● Aim of the exercise
In the entries below, copy exactly the run of lines that opens with the line containing "633, 927, 669]" and closes with the line containing "- item-number: 15.3.3: [182, 340, 294, 425]", including both of those lines.

[Layout records]

==================================================

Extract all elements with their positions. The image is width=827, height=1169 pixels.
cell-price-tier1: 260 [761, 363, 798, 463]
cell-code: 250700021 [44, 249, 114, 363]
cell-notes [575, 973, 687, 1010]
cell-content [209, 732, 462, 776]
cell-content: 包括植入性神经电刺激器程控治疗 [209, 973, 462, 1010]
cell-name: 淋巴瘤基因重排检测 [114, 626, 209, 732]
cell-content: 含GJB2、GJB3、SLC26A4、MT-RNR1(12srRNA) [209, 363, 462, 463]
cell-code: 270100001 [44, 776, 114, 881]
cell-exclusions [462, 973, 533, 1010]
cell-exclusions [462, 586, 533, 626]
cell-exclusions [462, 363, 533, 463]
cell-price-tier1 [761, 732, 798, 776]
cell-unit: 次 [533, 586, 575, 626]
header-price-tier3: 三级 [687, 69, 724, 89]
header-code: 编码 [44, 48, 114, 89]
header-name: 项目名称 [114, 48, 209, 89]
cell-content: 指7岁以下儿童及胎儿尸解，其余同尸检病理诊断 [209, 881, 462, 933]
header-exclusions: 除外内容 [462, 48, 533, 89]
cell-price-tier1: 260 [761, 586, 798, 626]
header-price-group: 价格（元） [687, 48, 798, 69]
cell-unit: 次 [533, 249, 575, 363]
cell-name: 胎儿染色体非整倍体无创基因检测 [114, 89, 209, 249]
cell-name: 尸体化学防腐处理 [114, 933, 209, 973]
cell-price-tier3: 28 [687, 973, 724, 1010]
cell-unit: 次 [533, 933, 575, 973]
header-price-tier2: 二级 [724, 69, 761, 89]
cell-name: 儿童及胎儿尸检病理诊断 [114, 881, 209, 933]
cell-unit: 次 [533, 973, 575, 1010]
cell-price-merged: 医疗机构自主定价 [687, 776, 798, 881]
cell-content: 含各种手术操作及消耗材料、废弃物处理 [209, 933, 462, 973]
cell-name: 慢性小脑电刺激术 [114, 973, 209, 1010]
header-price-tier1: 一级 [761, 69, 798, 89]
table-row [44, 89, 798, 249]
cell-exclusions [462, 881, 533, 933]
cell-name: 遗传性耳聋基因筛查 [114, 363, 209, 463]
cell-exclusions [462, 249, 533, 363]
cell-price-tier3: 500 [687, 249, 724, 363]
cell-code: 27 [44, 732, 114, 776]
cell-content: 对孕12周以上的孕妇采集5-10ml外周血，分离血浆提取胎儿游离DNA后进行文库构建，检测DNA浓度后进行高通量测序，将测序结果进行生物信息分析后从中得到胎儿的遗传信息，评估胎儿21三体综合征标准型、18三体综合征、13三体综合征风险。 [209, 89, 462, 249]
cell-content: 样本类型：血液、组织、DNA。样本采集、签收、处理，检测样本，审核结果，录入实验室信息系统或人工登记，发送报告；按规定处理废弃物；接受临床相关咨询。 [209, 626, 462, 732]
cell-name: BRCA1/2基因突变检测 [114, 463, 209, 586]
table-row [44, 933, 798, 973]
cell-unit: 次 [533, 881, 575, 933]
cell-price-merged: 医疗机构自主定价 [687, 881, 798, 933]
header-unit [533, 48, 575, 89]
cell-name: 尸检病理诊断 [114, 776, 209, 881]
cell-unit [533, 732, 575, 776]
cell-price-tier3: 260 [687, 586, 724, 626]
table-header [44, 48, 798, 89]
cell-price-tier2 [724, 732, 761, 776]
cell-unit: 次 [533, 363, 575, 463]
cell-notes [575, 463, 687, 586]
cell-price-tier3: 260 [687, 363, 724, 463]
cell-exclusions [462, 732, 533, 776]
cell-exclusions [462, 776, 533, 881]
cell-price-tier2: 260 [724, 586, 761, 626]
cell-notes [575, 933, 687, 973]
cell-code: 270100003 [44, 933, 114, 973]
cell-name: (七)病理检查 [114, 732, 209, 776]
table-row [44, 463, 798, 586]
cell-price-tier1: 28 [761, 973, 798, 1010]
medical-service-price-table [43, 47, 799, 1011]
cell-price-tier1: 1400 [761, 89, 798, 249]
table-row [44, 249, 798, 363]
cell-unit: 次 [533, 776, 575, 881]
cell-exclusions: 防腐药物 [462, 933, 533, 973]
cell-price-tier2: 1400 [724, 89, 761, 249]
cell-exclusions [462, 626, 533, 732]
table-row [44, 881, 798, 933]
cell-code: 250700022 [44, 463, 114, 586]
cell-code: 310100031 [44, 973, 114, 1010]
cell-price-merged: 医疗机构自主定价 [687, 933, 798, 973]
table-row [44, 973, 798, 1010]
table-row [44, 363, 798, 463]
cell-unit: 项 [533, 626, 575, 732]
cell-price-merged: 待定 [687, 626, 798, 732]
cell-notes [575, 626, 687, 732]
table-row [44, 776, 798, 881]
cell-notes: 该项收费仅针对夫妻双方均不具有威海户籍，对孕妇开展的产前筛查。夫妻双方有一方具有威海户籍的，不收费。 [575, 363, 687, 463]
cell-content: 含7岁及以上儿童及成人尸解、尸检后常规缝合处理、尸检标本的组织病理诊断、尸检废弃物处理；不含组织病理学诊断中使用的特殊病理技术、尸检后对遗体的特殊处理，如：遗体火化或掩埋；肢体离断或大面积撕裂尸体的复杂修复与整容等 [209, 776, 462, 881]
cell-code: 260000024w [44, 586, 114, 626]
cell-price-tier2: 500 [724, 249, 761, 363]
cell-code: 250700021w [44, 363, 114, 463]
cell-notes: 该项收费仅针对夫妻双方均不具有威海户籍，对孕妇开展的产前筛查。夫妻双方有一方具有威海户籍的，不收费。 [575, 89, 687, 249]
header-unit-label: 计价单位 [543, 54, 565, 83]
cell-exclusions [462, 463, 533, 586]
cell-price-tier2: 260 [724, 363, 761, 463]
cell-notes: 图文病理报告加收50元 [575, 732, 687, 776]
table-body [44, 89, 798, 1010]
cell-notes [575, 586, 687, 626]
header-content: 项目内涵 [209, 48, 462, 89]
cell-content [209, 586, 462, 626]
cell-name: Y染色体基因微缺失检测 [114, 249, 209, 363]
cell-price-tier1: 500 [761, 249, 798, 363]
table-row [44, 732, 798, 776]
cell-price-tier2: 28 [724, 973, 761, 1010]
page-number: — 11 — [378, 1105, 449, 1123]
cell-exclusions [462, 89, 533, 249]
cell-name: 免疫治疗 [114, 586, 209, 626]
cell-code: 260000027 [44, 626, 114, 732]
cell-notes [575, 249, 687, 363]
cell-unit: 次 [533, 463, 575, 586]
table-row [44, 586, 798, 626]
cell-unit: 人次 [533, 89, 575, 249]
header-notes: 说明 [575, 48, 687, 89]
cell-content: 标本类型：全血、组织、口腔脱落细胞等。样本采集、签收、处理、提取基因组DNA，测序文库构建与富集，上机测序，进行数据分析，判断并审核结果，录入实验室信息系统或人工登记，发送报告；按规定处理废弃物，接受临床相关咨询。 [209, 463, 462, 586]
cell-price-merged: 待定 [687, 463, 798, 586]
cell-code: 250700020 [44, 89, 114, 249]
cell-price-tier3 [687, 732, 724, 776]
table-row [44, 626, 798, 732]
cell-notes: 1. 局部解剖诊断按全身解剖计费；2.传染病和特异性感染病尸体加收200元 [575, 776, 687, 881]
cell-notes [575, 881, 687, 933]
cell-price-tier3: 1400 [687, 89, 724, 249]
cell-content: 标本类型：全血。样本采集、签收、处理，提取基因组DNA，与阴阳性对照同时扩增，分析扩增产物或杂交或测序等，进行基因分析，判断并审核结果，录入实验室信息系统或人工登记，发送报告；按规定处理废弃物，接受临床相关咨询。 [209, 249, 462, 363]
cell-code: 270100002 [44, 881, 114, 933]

==================================================

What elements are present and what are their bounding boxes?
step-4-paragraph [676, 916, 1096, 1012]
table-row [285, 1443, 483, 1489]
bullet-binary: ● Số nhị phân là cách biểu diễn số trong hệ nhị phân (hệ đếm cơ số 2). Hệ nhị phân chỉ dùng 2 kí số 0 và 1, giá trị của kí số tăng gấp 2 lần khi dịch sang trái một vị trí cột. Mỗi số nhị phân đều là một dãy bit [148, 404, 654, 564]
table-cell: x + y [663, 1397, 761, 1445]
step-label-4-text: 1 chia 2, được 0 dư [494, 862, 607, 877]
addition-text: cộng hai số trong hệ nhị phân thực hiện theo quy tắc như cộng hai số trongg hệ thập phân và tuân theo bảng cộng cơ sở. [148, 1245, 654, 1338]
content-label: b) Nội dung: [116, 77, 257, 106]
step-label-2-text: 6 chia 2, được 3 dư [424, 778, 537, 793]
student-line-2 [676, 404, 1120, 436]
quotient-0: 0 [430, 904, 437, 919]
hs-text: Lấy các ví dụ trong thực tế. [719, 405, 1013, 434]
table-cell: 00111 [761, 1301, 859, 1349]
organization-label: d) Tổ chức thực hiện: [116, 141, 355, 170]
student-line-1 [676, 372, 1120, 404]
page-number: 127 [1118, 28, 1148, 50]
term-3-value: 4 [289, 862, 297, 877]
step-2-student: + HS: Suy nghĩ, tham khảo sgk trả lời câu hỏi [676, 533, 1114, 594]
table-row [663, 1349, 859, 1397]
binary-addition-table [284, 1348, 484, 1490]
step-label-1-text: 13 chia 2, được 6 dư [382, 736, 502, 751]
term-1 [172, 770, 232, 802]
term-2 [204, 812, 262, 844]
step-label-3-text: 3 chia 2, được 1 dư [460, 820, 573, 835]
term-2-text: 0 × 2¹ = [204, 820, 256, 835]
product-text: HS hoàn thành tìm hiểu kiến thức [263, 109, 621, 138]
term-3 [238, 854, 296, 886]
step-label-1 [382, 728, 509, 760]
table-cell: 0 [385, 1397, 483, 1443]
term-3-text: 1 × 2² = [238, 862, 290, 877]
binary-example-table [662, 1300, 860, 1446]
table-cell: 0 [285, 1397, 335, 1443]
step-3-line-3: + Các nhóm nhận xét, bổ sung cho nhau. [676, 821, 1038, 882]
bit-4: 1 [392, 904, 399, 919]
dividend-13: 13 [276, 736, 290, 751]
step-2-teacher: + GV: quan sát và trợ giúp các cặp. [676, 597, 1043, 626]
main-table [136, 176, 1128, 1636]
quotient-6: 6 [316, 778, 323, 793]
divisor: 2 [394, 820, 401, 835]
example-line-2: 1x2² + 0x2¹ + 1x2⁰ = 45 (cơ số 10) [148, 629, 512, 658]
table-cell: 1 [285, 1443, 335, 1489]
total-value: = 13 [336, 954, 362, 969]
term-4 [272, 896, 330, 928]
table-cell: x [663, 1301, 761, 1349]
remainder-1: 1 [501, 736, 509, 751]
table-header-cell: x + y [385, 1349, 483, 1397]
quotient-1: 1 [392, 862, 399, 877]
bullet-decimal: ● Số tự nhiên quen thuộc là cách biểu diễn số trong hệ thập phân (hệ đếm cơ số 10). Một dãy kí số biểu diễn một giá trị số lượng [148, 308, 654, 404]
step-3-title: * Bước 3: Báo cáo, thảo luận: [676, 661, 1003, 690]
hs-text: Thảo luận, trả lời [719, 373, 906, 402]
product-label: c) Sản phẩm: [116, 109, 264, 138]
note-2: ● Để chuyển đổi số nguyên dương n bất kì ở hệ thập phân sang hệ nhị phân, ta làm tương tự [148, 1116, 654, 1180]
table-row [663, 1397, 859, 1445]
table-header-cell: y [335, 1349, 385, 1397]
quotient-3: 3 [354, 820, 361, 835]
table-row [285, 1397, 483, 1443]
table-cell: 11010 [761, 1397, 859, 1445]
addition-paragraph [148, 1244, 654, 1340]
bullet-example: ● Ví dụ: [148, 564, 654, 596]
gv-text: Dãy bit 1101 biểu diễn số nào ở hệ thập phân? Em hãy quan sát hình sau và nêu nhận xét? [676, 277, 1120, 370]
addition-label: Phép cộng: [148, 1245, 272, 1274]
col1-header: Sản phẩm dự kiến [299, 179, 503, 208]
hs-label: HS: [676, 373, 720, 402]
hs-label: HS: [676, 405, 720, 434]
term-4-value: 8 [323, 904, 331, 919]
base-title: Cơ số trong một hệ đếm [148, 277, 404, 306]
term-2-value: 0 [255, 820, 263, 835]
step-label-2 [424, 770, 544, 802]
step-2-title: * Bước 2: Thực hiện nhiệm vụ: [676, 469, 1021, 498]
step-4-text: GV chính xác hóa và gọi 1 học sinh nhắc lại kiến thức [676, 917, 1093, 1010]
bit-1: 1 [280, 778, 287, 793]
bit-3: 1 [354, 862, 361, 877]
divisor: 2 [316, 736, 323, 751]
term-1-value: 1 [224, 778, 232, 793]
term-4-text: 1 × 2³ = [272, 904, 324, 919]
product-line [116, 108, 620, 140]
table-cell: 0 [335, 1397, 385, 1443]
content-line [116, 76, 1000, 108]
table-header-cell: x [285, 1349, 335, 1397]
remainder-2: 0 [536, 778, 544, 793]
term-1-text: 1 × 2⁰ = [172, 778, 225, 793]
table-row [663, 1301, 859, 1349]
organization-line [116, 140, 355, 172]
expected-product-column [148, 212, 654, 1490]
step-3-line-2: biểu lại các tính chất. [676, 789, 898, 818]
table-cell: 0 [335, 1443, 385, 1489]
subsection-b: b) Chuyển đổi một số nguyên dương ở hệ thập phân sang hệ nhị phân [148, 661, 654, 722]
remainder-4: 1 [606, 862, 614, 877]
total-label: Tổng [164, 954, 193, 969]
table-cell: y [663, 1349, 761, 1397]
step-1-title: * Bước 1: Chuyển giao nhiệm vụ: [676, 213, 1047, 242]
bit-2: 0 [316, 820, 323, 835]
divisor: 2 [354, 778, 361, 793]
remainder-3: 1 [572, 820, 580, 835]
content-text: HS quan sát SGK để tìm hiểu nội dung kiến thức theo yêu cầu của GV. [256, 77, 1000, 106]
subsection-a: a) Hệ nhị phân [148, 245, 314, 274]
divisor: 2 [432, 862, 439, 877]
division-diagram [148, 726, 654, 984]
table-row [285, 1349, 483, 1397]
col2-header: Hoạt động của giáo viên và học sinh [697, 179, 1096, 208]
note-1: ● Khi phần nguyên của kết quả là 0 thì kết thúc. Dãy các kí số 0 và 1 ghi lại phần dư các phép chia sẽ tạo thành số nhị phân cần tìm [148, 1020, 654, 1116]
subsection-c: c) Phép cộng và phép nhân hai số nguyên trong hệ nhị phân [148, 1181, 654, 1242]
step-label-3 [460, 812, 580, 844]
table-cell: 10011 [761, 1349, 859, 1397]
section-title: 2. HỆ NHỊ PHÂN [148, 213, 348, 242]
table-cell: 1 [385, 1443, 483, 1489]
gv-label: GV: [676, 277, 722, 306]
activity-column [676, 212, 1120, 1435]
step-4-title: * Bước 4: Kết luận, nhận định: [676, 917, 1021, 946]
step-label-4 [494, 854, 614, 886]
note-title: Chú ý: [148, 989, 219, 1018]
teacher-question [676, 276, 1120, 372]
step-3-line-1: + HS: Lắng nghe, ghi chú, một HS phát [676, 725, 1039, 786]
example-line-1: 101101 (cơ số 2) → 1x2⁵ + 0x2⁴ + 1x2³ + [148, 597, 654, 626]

==================================================

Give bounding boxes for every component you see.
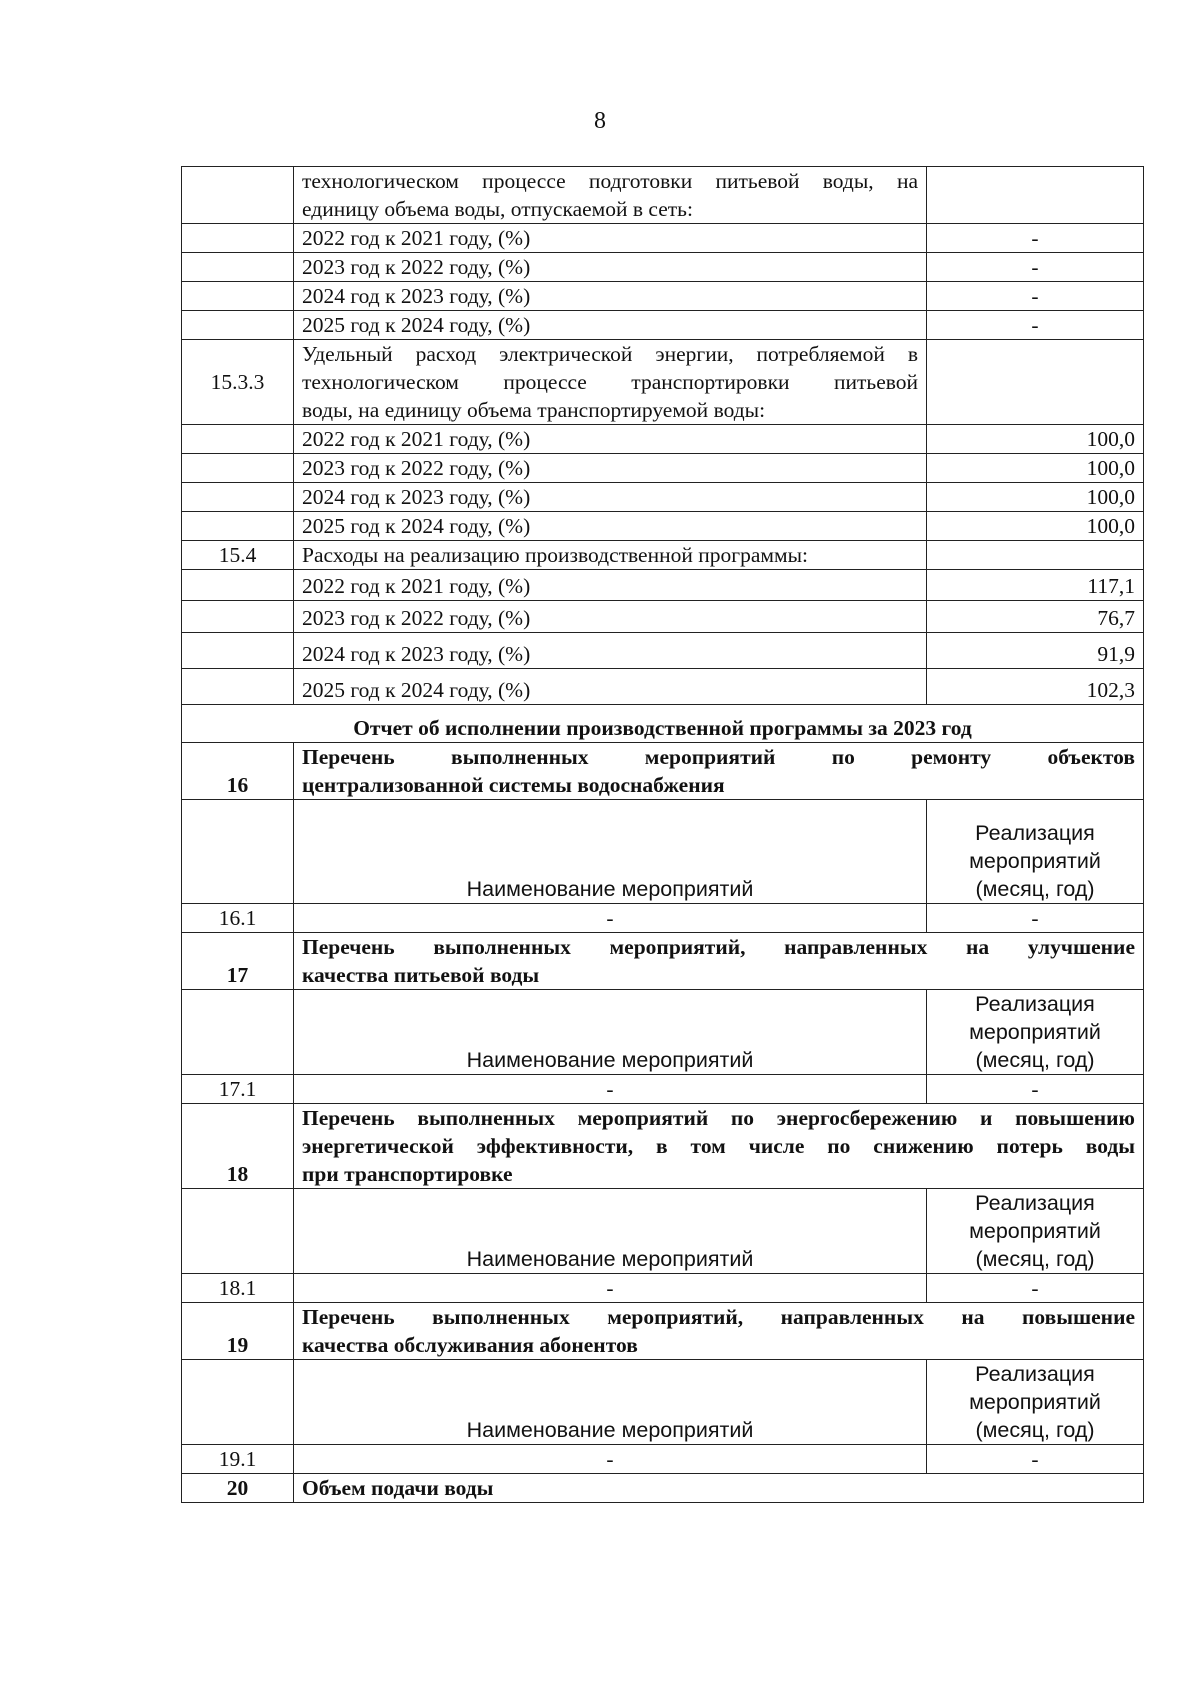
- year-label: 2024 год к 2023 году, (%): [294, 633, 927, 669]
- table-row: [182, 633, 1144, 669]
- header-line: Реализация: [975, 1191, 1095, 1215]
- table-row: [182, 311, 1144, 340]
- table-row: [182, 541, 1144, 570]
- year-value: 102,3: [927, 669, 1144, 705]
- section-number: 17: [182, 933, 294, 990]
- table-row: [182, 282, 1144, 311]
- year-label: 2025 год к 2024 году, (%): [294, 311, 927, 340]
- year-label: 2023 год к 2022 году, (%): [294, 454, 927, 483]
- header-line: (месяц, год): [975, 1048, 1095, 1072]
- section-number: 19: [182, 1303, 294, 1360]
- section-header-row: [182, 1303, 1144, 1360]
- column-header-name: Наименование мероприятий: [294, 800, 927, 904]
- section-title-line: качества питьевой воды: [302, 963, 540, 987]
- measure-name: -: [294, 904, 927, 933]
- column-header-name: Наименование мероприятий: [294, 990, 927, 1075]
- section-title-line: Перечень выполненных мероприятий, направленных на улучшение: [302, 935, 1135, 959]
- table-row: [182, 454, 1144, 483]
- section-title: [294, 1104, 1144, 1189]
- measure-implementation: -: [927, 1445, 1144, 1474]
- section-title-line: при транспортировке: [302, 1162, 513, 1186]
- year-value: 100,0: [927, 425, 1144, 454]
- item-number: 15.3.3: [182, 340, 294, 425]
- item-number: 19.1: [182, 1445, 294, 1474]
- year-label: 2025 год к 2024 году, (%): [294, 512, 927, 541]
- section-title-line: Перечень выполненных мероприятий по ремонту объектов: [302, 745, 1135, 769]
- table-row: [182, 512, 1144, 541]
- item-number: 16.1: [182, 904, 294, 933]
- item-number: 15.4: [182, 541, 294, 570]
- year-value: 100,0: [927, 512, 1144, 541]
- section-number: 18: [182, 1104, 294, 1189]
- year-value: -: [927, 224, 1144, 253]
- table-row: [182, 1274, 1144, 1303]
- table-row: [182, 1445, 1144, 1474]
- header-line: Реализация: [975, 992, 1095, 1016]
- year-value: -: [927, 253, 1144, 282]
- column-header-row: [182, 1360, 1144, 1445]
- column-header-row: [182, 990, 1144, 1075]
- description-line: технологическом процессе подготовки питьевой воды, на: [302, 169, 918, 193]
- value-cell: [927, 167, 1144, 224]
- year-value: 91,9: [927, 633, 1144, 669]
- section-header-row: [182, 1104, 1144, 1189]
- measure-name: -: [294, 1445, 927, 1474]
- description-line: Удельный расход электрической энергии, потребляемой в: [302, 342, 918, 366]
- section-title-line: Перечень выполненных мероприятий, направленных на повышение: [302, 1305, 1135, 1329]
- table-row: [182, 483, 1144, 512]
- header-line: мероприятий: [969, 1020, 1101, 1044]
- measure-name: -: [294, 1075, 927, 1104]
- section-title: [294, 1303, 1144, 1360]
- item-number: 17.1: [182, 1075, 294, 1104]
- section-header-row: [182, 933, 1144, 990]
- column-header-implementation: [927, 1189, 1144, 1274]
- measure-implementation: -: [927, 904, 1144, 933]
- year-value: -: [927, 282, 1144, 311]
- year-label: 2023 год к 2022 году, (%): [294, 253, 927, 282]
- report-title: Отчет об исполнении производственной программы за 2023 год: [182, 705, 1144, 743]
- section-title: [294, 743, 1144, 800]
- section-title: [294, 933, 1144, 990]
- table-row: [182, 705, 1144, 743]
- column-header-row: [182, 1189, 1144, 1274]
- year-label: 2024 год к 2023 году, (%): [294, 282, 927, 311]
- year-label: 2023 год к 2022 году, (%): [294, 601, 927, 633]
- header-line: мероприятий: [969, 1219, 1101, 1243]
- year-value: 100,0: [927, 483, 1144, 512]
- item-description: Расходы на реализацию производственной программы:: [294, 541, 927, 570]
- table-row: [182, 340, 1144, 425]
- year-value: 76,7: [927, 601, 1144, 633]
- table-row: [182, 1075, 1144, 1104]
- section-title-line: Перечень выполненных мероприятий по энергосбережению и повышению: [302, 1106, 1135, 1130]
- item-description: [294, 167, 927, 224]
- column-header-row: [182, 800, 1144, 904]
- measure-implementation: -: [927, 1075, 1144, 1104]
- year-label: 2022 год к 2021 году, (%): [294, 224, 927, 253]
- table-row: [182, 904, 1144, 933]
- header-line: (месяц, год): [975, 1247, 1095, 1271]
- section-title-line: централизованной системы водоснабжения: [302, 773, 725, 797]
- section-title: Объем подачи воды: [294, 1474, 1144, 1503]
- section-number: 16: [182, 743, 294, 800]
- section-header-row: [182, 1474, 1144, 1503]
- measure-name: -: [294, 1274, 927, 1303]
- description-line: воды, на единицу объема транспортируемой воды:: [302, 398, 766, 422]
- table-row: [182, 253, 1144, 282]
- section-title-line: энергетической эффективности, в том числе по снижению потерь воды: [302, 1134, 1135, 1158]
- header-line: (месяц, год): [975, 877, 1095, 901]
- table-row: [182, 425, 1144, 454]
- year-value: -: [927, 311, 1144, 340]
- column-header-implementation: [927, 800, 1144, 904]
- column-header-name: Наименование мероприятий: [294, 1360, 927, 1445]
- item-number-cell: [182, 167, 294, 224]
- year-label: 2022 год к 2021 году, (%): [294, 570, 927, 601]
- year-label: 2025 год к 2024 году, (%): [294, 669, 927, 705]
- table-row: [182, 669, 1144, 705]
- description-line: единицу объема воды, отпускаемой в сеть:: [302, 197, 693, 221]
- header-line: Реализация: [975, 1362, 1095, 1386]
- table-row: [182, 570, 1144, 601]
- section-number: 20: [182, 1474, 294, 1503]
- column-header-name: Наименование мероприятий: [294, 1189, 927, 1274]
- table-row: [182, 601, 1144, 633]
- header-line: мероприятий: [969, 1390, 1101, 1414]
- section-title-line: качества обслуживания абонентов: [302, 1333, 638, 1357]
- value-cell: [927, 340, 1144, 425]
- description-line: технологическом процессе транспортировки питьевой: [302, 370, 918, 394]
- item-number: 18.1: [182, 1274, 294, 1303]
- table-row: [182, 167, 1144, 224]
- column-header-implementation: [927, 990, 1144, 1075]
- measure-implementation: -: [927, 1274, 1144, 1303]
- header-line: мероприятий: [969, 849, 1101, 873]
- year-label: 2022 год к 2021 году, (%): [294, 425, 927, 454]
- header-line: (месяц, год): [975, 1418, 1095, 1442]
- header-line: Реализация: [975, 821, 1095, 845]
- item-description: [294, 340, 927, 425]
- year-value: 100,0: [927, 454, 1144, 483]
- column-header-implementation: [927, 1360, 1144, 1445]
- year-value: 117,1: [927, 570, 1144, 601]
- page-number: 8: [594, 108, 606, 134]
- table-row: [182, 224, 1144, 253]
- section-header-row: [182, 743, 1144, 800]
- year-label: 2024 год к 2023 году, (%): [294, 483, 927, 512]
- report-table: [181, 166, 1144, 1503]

==================================================

● Result of the task
- year-label: 2024 год к 2023 году, (%): [294, 633, 927, 669]
- table-row: [182, 633, 1144, 669]
- header-line: Реализация: [975, 1191, 1095, 1215]
- table-row: [182, 311, 1144, 340]
- table-row: [182, 541, 1144, 570]
- year-value: 102,3: [927, 669, 1144, 705]
- section-number: 17: [182, 933, 294, 990]
- table-row: [182, 282, 1144, 311]
- year-label: 2025 год к 2024 году, (%): [294, 311, 927, 340]
- year-label: 2023 год к 2022 году, (%): [294, 454, 927, 483]
- header-line: (месяц, год): [975, 1048, 1095, 1072]
- section-number: 19: [182, 1303, 294, 1360]
- section-header-row: [182, 1303, 1144, 1360]
- column-header-name: Наименование мероприятий: [294, 800, 927, 904]
- section-title-line: качества питьевой воды: [302, 963, 540, 987]
- measure-name: -: [294, 904, 927, 933]
- column-header-name: Наименование мероприятий: [294, 990, 927, 1075]
- section-title-line: Перечень выполненных мероприятий, направленных на улучшение: [302, 935, 1135, 959]
- table-row: [182, 454, 1144, 483]
- section-title: [294, 1104, 1144, 1189]
- measure-implementation: -: [927, 1445, 1144, 1474]
- section-title-line: при транспортировке: [302, 1162, 513, 1186]
- year-value: 100,0: [927, 425, 1144, 454]
- item-number: 15.3.3: [182, 340, 294, 425]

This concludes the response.